Task instructions:
Extract every line of the material that holds the string "text".

Records for this task:
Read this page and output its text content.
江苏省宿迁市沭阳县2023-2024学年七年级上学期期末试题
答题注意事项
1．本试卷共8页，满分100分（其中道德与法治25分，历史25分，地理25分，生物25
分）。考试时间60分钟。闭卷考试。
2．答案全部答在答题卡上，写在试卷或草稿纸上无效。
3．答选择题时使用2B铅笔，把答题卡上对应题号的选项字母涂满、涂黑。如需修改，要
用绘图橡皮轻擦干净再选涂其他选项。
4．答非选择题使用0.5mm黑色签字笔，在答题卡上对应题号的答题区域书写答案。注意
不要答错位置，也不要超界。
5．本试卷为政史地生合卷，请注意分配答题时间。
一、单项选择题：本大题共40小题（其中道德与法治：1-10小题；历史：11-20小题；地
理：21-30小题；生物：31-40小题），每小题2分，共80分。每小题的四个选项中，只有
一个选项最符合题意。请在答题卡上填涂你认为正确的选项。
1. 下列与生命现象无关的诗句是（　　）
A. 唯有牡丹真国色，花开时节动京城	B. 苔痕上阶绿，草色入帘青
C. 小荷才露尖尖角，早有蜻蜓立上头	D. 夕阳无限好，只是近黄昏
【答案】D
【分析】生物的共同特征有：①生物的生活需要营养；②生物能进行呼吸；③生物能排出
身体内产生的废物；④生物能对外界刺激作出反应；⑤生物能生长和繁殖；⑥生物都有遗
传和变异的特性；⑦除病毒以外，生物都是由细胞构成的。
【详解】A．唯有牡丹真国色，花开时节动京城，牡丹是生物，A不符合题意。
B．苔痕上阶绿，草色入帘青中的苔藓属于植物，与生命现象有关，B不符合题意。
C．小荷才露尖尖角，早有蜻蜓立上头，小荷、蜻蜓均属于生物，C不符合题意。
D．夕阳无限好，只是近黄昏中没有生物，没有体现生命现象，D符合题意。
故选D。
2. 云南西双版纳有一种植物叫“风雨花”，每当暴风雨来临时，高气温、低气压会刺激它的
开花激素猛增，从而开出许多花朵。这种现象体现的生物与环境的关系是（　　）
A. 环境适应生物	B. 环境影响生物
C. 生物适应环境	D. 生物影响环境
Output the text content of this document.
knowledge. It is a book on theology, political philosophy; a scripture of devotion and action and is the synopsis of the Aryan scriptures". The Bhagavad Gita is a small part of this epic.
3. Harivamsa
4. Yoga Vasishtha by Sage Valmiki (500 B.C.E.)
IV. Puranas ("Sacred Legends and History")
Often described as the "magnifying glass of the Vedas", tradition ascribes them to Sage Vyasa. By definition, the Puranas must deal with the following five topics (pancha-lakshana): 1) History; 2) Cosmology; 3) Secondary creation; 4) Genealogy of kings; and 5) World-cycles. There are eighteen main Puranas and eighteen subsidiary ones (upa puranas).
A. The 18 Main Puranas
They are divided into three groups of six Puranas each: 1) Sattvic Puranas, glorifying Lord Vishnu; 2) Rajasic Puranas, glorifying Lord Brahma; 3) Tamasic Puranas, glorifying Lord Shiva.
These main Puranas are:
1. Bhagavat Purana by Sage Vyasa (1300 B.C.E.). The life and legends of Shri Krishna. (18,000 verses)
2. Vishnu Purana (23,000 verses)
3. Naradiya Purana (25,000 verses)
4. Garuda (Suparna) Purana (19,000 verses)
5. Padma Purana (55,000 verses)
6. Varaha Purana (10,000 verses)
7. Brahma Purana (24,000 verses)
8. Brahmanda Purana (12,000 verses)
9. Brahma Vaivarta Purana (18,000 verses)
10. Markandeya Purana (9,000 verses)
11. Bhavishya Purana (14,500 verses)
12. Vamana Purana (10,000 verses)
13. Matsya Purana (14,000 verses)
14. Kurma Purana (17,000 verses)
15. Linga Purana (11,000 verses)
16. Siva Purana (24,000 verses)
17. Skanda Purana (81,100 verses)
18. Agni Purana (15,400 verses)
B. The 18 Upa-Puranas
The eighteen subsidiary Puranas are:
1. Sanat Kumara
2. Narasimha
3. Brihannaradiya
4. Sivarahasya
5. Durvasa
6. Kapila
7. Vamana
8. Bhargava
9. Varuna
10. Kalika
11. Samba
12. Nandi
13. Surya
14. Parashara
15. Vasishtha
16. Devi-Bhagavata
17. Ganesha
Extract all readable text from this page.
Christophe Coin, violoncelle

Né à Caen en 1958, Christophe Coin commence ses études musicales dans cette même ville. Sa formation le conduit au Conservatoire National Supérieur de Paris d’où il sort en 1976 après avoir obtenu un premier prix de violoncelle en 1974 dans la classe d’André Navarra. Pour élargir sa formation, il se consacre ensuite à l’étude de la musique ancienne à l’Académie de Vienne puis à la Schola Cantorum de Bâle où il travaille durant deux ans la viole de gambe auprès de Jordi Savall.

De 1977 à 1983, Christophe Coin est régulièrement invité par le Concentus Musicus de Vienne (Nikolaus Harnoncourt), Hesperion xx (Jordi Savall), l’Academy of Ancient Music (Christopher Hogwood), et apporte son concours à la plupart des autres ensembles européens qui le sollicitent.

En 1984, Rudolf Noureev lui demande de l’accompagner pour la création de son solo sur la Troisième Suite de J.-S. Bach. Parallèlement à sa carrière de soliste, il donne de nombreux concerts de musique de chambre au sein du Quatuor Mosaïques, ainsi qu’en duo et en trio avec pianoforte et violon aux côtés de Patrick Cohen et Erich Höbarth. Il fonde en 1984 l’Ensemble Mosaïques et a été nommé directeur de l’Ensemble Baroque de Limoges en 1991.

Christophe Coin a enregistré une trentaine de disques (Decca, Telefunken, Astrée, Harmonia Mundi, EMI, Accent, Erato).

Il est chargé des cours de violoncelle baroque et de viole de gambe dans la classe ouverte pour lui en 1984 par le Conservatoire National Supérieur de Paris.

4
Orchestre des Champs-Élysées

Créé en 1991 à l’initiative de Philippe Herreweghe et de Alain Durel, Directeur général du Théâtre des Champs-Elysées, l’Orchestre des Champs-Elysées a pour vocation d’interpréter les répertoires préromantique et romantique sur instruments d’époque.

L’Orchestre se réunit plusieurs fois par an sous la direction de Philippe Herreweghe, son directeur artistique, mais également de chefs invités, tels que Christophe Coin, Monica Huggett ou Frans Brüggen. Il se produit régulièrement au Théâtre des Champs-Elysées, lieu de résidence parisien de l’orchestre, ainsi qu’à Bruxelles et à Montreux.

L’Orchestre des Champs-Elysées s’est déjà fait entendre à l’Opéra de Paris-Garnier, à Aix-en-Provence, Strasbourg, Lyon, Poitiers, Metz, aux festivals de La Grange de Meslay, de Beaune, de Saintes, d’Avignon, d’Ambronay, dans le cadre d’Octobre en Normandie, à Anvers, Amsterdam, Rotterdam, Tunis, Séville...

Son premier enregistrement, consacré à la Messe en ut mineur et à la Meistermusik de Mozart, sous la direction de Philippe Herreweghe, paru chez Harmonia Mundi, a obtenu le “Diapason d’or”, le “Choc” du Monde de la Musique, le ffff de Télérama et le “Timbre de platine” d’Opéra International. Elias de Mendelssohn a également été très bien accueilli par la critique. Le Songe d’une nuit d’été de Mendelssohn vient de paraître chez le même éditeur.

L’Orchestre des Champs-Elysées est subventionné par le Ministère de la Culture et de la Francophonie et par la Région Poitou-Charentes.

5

Worked solution:
Read this page and output its text content.
Output the text content of this document.
Extract all readable text from this page.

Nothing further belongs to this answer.